In how many lines does the string "title" appear? Answer with the number only.

— start Material shown —

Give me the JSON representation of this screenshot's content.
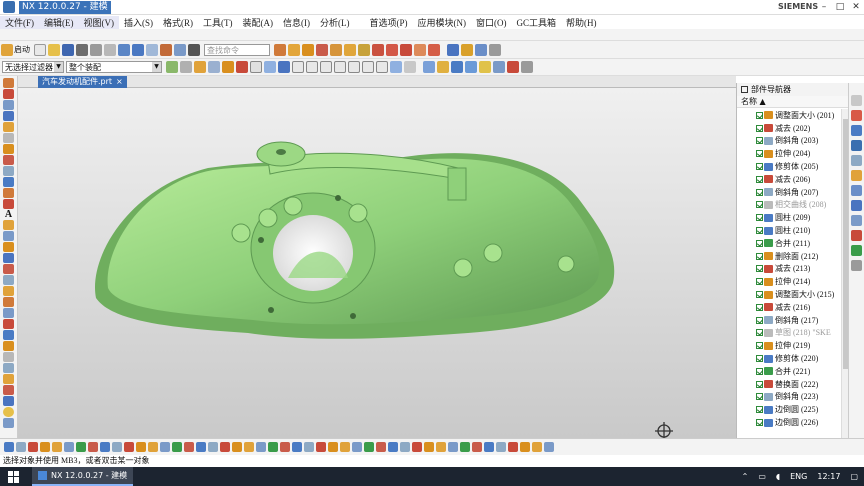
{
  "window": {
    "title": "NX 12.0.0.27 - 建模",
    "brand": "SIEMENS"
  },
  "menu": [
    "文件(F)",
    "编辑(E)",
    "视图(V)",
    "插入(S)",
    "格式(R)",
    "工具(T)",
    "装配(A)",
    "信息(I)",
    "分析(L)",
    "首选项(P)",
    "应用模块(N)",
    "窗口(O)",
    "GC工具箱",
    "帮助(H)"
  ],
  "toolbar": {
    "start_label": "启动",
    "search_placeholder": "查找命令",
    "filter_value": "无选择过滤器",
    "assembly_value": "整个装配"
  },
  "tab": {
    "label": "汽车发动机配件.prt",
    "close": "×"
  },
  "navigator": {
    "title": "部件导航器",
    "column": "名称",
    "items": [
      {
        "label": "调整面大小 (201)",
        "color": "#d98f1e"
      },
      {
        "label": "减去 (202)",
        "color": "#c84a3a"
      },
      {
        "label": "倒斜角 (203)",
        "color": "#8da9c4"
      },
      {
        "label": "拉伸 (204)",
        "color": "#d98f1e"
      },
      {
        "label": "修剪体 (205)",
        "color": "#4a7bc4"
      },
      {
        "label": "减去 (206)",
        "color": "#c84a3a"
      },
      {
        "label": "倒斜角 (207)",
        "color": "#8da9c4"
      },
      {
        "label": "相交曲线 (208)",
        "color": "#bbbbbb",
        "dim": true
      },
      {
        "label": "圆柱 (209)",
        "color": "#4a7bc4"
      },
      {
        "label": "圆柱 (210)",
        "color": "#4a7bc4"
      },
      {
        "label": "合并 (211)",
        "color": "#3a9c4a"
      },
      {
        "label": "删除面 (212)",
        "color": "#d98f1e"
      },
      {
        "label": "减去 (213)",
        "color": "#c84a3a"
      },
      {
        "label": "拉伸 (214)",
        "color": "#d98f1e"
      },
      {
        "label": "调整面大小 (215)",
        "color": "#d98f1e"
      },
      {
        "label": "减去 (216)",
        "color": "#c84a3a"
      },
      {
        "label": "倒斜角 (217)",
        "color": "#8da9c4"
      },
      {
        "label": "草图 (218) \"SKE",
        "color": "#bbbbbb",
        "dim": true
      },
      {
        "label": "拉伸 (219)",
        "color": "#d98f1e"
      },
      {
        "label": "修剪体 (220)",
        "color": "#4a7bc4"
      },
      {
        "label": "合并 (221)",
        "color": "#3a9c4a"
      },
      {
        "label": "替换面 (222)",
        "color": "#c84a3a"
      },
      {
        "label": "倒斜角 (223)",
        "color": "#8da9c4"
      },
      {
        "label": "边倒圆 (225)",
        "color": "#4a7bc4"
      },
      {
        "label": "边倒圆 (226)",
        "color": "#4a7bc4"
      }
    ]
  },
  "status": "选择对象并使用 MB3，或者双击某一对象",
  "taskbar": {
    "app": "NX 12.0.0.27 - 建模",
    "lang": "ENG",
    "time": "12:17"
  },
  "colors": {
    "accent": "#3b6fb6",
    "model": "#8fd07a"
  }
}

— end Material shown —
— start Material shown —

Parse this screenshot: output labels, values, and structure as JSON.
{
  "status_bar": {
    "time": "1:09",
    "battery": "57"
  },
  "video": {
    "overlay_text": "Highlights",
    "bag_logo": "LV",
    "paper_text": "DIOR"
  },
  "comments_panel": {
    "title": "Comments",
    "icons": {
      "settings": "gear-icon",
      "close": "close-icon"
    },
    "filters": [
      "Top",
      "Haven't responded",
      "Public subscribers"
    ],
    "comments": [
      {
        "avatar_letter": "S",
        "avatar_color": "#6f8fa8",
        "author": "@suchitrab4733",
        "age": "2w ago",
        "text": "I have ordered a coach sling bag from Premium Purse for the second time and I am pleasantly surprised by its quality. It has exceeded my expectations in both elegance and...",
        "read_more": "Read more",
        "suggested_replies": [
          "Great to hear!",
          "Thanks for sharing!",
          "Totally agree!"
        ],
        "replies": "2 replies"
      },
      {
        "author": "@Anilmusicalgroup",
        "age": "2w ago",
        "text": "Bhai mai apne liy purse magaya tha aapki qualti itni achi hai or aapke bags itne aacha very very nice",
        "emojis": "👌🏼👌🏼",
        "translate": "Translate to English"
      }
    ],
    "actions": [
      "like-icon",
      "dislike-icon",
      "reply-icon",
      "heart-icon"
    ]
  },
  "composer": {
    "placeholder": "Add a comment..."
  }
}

— end Material shown —

** Task result **
3